╔══

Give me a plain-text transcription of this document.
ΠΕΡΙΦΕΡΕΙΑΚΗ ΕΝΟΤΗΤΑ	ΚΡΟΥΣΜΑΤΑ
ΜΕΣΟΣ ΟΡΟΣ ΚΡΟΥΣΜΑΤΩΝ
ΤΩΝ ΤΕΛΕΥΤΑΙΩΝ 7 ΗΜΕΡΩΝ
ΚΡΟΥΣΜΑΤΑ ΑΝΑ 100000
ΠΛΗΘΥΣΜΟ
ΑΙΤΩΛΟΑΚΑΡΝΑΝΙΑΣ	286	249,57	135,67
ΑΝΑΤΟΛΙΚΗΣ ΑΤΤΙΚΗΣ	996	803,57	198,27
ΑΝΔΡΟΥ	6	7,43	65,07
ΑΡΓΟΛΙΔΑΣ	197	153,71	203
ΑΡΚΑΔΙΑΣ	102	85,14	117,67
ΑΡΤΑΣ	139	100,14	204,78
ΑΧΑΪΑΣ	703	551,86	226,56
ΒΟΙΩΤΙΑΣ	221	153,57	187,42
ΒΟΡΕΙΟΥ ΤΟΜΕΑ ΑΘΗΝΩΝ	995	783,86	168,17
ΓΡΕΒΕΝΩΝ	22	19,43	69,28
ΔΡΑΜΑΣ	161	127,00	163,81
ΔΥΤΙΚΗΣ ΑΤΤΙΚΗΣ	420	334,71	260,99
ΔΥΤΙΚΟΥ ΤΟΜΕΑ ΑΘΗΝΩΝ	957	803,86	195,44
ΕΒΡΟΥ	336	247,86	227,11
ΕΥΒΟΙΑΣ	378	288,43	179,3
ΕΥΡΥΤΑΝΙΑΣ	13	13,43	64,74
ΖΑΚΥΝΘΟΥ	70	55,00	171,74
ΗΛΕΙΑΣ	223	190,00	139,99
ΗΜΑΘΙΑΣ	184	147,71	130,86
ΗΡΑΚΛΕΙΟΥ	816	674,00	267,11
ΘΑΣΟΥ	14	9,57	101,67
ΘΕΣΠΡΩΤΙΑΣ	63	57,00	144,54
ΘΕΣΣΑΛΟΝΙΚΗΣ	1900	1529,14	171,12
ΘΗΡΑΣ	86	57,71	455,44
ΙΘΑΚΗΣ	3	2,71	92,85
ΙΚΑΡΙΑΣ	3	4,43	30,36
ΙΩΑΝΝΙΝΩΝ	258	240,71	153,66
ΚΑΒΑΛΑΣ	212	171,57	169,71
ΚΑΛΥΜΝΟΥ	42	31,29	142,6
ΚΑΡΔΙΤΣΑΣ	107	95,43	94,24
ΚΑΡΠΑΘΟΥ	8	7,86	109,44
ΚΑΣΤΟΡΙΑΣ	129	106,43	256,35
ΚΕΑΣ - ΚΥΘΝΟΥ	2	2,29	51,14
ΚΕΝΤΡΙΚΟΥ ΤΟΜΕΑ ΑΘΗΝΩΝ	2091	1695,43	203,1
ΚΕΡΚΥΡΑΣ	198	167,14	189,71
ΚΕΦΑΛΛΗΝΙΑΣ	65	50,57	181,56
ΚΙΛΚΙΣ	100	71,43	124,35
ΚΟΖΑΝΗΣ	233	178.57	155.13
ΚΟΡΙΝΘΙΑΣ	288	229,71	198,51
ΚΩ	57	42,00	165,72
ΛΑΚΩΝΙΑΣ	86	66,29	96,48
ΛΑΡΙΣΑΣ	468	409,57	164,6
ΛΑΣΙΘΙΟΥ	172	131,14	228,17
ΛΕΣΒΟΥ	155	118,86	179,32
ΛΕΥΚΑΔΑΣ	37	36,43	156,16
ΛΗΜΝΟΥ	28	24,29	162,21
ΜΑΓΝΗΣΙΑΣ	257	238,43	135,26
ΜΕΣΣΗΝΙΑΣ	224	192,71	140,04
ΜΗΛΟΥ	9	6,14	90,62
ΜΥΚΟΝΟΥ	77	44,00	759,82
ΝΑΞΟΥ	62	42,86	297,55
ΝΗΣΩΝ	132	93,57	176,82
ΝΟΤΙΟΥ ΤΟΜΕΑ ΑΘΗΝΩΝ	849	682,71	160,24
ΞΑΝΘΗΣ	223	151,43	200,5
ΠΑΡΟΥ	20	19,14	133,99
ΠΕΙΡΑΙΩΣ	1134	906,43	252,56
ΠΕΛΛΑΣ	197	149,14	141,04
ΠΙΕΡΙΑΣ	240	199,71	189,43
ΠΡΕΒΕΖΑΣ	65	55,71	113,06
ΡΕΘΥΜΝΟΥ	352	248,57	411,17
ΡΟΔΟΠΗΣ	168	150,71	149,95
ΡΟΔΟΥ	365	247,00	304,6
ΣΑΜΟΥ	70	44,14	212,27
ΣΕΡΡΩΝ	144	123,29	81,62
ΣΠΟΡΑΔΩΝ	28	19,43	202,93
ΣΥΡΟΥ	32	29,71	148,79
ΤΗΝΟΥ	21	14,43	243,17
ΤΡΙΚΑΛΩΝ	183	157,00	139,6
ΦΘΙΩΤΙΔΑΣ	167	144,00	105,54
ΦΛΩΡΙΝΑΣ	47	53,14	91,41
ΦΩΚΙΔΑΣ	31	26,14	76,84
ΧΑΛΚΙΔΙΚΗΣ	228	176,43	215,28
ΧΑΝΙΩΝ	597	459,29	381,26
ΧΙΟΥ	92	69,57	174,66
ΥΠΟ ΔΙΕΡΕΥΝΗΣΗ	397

╚══

- [Challenge]:
Give all the records again. Match them exactly.

- [Solution to the exercise]:
Give me a plain-text transcription of this document.
ΠΕΡΙΦΕΡΕΙΑΚΗ ΕΝΟΤΗΤΑ	ΚΡΟΥΣΜΑΤΑ
ΜΕΣΟΣ ΟΡΟΣ ΚΡΟΥΣΜΑΤΩΝ
ΤΩΝ ΤΕΛΕΥΤΑΙΩΝ 7 ΗΜΕΡΩΝ
ΚΡΟΥΣΜΑΤΑ ΑΝΑ 100000
ΠΛΗΘΥΣΜΟ
ΑΙΤΩΛΟΑΚΑΡΝΑΝΙΑΣ	286	249,57	135,67
ΑΝΑΤΟΛΙΚΗΣ ΑΤΤΙΚΗΣ	996	803,57	198,27
ΑΝΔΡΟΥ	6	7,43	65,07
ΑΡΓΟΛΙΔΑΣ	197	153,71	203
ΑΡΚΑΔΙΑΣ	102	85,14	117,67
ΑΡΤΑΣ	139	100,14	204,78
ΑΧΑΪΑΣ	703	551,86	226,56
ΒΟΙΩΤΙΑΣ	221	153,57	187,42
ΒΟΡΕΙΟΥ ΤΟΜΕΑ ΑΘΗΝΩΝ	995	783,86	168,17
ΓΡΕΒΕΝΩΝ	22	19,43	69,28
ΔΡΑΜΑΣ	161	127,00	163,81
ΔΥΤΙΚΗΣ ΑΤΤΙΚΗΣ	420	334,71	260,99
ΔΥΤΙΚΟΥ ΤΟΜΕΑ ΑΘΗΝΩΝ	957	803,86	195,44
ΕΒΡΟΥ	336	247,86	227,11
ΕΥΒΟΙΑΣ	378	288,43	179,3
ΕΥΡΥΤΑΝΙΑΣ	13	13,43	64,74
ΖΑΚΥΝΘΟΥ	70	55,00	171,74
ΗΛΕΙΑΣ	223	190,00	139,99
ΗΜΑΘΙΑΣ	184	147,71	130,86
ΗΡΑΚΛΕΙΟΥ	816	674,00	267,11
ΘΑΣΟΥ	14	9,57	101,67
ΘΕΣΠΡΩΤΙΑΣ	63	57,00	144,54
ΘΕΣΣΑΛΟΝΙΚΗΣ	1900	1529,14	171,12
ΘΗΡΑΣ	86	57,71	455,44
ΙΘΑΚΗΣ	3	2,71	92,85
ΙΚΑΡΙΑΣ	3	4,43	30,36
ΙΩΑΝΝΙΝΩΝ	258	240,71	153,66
ΚΑΒΑΛΑΣ	212	171,57	169,71
ΚΑΛΥΜΝΟΥ	42	31,29	142,6
ΚΑΡΔΙΤΣΑΣ	107	95,43	94,24
ΚΑΡΠΑΘΟΥ	8	7,86	109,44
ΚΑΣΤΟΡΙΑΣ	129	106,43	256,35
ΚΕΑΣ - ΚΥΘΝΟΥ	2	2,29	51,14
ΚΕΝΤΡΙΚΟΥ ΤΟΜΕΑ ΑΘΗΝΩΝ	2091	1695,43	203,1
ΚΕΡΚΥΡΑΣ	198	167,14	189,71
ΚΕΦΑΛΛΗΝΙΑΣ	65	50,57	181,56
ΚΙΛΚΙΣ	100	71,43	124,35
ΚΟΖΑΝΗΣ	233	178.57	155.13
ΚΟΡΙΝΘΙΑΣ	288	229,71	198,51
ΚΩ	57	42,00	165,72
ΛΑΚΩΝΙΑΣ	86	66,29	96,48
ΛΑΡΙΣΑΣ	468	409,57	164,6
ΛΑΣΙΘΙΟΥ	172	131,14	228,17
ΛΕΣΒΟΥ	155	118,86	179,32
ΛΕΥΚΑΔΑΣ	37	36,43	156,16
ΛΗΜΝΟΥ	28	24,29	162,21
ΜΑΓΝΗΣΙΑΣ	257	238,43	135,26
ΜΕΣΣΗΝΙΑΣ	224	192,71	140,04
ΜΗΛΟΥ	9	6,14	90,62
ΜΥΚΟΝΟΥ	77	44,00	759,82
ΝΑΞΟΥ	62	42,86	297,55
ΝΗΣΩΝ	132	93,57	176,82
ΝΟΤΙΟΥ ΤΟΜΕΑ ΑΘΗΝΩΝ	849	682,71	160,24
ΞΑΝΘΗΣ	223	151,43	200,5
ΠΑΡΟΥ	20	19,14	133,99
ΠΕΙΡΑΙΩΣ	1134	906,43	252,56
ΠΕΛΛΑΣ	197	149,14	141,04
ΠΙΕΡΙΑΣ	240	199,71	189,43
ΠΡΕΒΕΖΑΣ	65	55,71	113,06
ΡΕΘΥΜΝΟΥ	352	248,57	411,17
ΡΟΔΟΠΗΣ	168	150,71	149,95
ΡΟΔΟΥ	365	247,00	304,6
ΣΑΜΟΥ	70	44,14	212,27
ΣΕΡΡΩΝ	144	123,29	81,62
ΣΠΟΡΑΔΩΝ	28	19,43	202,93
ΣΥΡΟΥ	32	29,71	148,79
ΤΗΝΟΥ	21	14,43	243,17
ΤΡΙΚΑΛΩΝ	183	157,00	139,6
ΦΘΙΩΤΙΔΑΣ	167	144,00	105,54
ΦΛΩΡΙΝΑΣ	47	53,14	91,41
ΦΩΚΙΔΑΣ	31	26,14	76,84
ΧΑΛΚΙΔΙΚΗΣ	228	176,43	215,28
ΧΑΝΙΩΝ	597	459,29	381,26
ΧΙΟΥ	92	69,57	174,66
ΥΠΟ ΔΙΕΡΕΥΝΗΣΗ	397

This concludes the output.